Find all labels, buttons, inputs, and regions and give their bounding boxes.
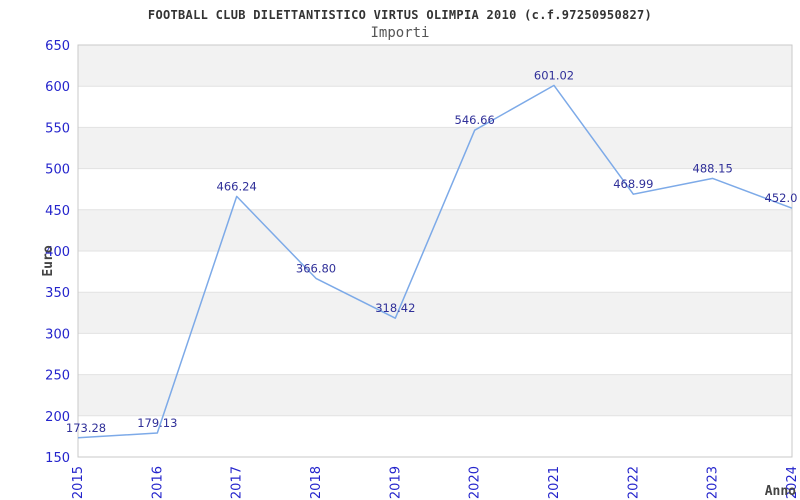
- data-point-label: 601.02: [534, 68, 574, 82]
- y-axis-tick-label: 600: [45, 80, 70, 95]
- plot-band: [78, 374, 792, 416]
- x-axis-tick-label: 2018: [309, 466, 324, 499]
- data-point-label: 173.28: [66, 421, 106, 435]
- y-axis-tick-label: 550: [45, 121, 70, 136]
- data-point-label: 318.42: [375, 301, 415, 315]
- data-point-label: 468.99: [613, 177, 653, 191]
- data-point-label: 366.80: [296, 261, 336, 275]
- y-axis-tick-label: 150: [45, 451, 70, 466]
- data-point-label: 466.24: [217, 179, 257, 193]
- plot-band: [78, 168, 792, 210]
- x-axis-tick-label: 2015: [71, 466, 86, 499]
- chart-subtitle: Importi: [370, 25, 430, 41]
- x-axis-tick-label: 2021: [547, 466, 562, 499]
- x-axis-tick-label: 2022: [626, 466, 641, 499]
- data-line-importi: [77, 84, 793, 439]
- y-axis-tick-label: 400: [45, 245, 70, 260]
- plot-band: [78, 333, 792, 375]
- y-axis-tick-label: 450: [45, 204, 70, 219]
- x-axis-tick-label: 2019: [388, 466, 403, 499]
- x-axis-tick-label: 2024: [785, 466, 800, 499]
- plot-band: [78, 86, 792, 128]
- y-axis-tick-label: 650: [45, 39, 70, 54]
- plot-band: [78, 292, 792, 334]
- plot-band: [78, 415, 792, 457]
- y-axis-tick-label: 200: [45, 410, 70, 425]
- plot-band: [78, 251, 792, 293]
- y-axis-tick-label: 350: [45, 286, 70, 301]
- y-axis-tick-label: 250: [45, 369, 70, 384]
- chart-title: FOOTBALL CLUB DILETTANTISTICO VIRTUS OLI…: [147, 8, 653, 22]
- x-axis-tick-label: 2016: [150, 466, 165, 499]
- x-axis-tick-label: 2020: [468, 466, 483, 499]
- y-axis-tick-label: 500: [45, 163, 70, 178]
- data-point-label: 546.66: [455, 113, 495, 127]
- x-axis-tick-label: 2017: [230, 466, 245, 499]
- plot-band: [78, 45, 792, 87]
- plot-band: [78, 209, 792, 251]
- y-axis-tick-label: 300: [45, 327, 70, 342]
- plot-border: [77, 44, 793, 458]
- data-point-label: 452.0: [765, 191, 798, 205]
- data-point-label: 179.13: [137, 416, 177, 430]
- data-point-label: 488.15: [693, 161, 733, 175]
- x-axis-title: Anno: [765, 484, 796, 499]
- y-axis-title: Euro: [41, 245, 56, 276]
- plot-band: [78, 127, 792, 169]
- x-axis-tick-label: 2023: [706, 466, 721, 499]
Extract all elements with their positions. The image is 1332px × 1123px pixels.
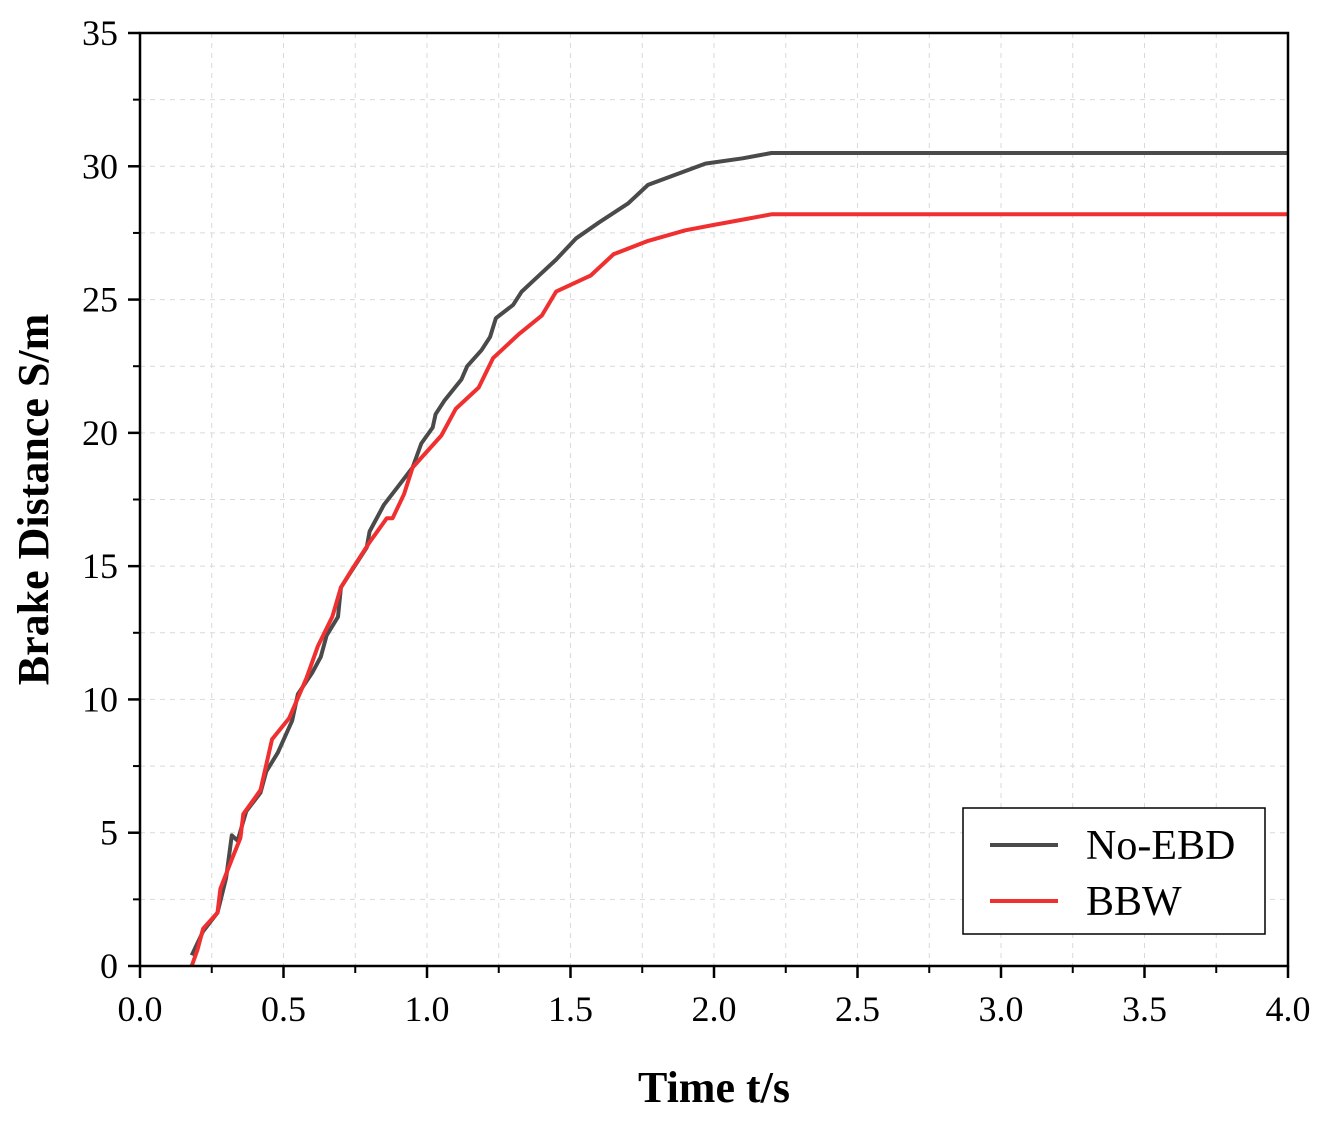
legend-label-bbw: BBW <box>1086 879 1182 925</box>
y-tick-label: 0 <box>100 946 118 986</box>
y-tick-label: 20 <box>82 413 118 453</box>
y-axis-title: Brake Distance S/m <box>9 314 58 686</box>
y-tick-label: 5 <box>100 813 118 853</box>
x-tick-label: 2.5 <box>835 989 880 1029</box>
legend-box <box>962 807 1266 935</box>
x-axis-title: Time t/s <box>638 1063 790 1112</box>
legend: No-EBD BBW <box>962 807 1266 935</box>
y-tick-label: 30 <box>82 146 118 186</box>
axis-tick-labels: 0.0 0.5 1.0 1.5 2.0 2.5 3.0 3.5 4.0 0 5 10 15 20 25 30 3… <box>82 13 1311 1029</box>
axis-ticks <box>128 31 1290 978</box>
series-layer <box>189 151 1288 967</box>
grid <box>140 33 1288 966</box>
x-tick-label: 0.5 <box>261 989 306 1029</box>
y-tick-label: 15 <box>82 546 118 586</box>
y-tick-label: 35 <box>82 13 118 53</box>
x-tick-label: 2.0 <box>692 989 737 1029</box>
y-tick-label: 10 <box>82 679 118 719</box>
x-tick-label: 3.5 <box>1122 989 1167 1029</box>
x-tick-label: 0.0 <box>118 989 163 1029</box>
x-tick-label: 4.0 <box>1266 989 1311 1029</box>
x-tick-label: 1.0 <box>405 989 450 1029</box>
x-tick-label: 1.5 <box>548 989 593 1029</box>
x-tick-label: 3.0 <box>979 989 1024 1029</box>
y-tick-label: 25 <box>82 280 118 320</box>
legend-label-no-ebd: No-EBD <box>1086 823 1235 869</box>
series-line-bbw <box>189 212 1288 967</box>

+ + + + +

Rewrite all of the records above, replacing each occurrence of "plot-band" with "plot-stripe" and leaving everything else unchanged. Omit the pictures from your answer.

**Completed exercise**:
Find all labels, buttons, inputs, and regions and give their bounding boxes.
- data-point-label: 601.02: [534, 68, 574, 82]
- y-axis-tick-label: 600: [45, 80, 70, 95]
- plot-stripe: [78, 374, 792, 416]
- x-axis-tick-label: 2018: [309, 466, 324, 499]
- data-point-label: 173.28: [66, 421, 106, 435]
- y-axis-tick-label: 550: [45, 121, 70, 136]
- data-point-label: 318.42: [375, 301, 415, 315]
- data-point-label: 468.99: [613, 177, 653, 191]
- data-point-label: 366.80: [296, 261, 336, 275]
- y-axis-tick-label: 150: [45, 451, 70, 466]
- data-point-label: 466.24: [217, 179, 257, 193]
- plot-stripe: [78, 168, 792, 210]
- x-axis-tick-label: 2015: [71, 466, 86, 499]
- chart-subtitle: Importi: [370, 25, 430, 41]
- x-axis-tick-label: 2021: [547, 466, 562, 499]
- x-axis-tick-label: 2022: [626, 466, 641, 499]
- data-line-importi: [77, 84, 793, 439]
- y-axis-tick-label: 400: [45, 245, 70, 260]
- plot-stripe: [78, 333, 792, 375]
- y-axis-tick-label: 450: [45, 204, 70, 219]
- x-axis-tick-label: 2019: [388, 466, 403, 499]
- x-axis-tick-label: 2024: [785, 466, 800, 499]
- plot-stripe: [78, 86, 792, 128]
- y-axis-tick-label: 650: [45, 39, 70, 54]
- plot-stripe: [78, 292, 792, 334]
- plot-stripe: [78, 415, 792, 457]
- y-axis-tick-label: 200: [45, 410, 70, 425]
- plot-stripe: [78, 251, 792, 293]
- y-axis-tick-label: 350: [45, 286, 70, 301]
- y-axis-tick-label: 250: [45, 369, 70, 384]
- chart-title: FOOTBALL CLUB DILETTANTISTICO VIRTUS OLI…: [147, 8, 653, 22]
- x-axis-tick-label: 2016: [150, 466, 165, 499]
- x-axis-tick-label: 2020: [468, 466, 483, 499]
- y-axis-tick-label: 500: [45, 163, 70, 178]
- data-point-label: 546.66: [455, 113, 495, 127]
- x-axis-tick-label: 2017: [230, 466, 245, 499]
- plot-stripe: [78, 45, 792, 87]
- plot-stripe: [78, 209, 792, 251]
- y-axis-tick-label: 300: [45, 327, 70, 342]
- plot-border: [77, 44, 793, 458]
- data-point-label: 452.0: [765, 191, 798, 205]
- data-point-label: 179.13: [137, 416, 177, 430]
- data-point-label: 488.15: [693, 161, 733, 175]
- x-axis-title: Anno: [765, 484, 796, 499]
- y-axis-title: Euro: [41, 245, 56, 276]
- plot-stripe: [78, 127, 792, 169]
- x-axis-tick-label: 2023: [706, 466, 721, 499]
Extract all elements with their positions. The image is 1332px × 1123px pixels.
legend-label-bbw: BBW <box>1086 879 1182 925</box>
y-tick-label: 0 <box>100 946 118 986</box>
y-tick-label: 20 <box>82 413 118 453</box>
y-axis-title: Brake Distance S/m <box>9 314 58 686</box>
y-tick-label: 5 <box>100 813 118 853</box>
x-tick-label: 2.5 <box>835 989 880 1029</box>
legend-box <box>962 807 1266 935</box>
x-axis-title: Time t/s <box>638 1063 790 1112</box>
legend: No-EBD BBW <box>962 807 1266 935</box>
y-tick-label: 30 <box>82 146 118 186</box>
axis-tick-labels: 0.0 0.5 1.0 1.5 2.0 2.5 3.0 3.5 4.0 0 5 10 15 20 25 30 3… <box>82 13 1311 1029</box>
axis-ticks <box>128 31 1290 978</box>
series-layer <box>189 151 1288 967</box>
grid <box>140 33 1288 966</box>
x-tick-label: 0.5 <box>261 989 306 1029</box>
y-tick-label: 15 <box>82 546 118 586</box>
y-tick-label: 35 <box>82 13 118 53</box>
x-tick-label: 2.0 <box>692 989 737 1029</box>
y-tick-label: 10 <box>82 679 118 719</box>
x-tick-label: 3.5 <box>1122 989 1167 1029</box>
x-tick-label: 0.0 <box>118 989 163 1029</box>
x-tick-label: 4.0 <box>1266 989 1311 1029</box>
x-tick-label: 1.0 <box>405 989 450 1029</box>
x-tick-label: 1.5 <box>548 989 593 1029</box>
x-tick-label: 3.0 <box>979 989 1024 1029</box>
y-tick-label: 25 <box>82 280 118 320</box>
legend-label-no-ebd: No-EBD <box>1086 823 1235 869</box>
series-line-bbw <box>189 212 1288 967</box>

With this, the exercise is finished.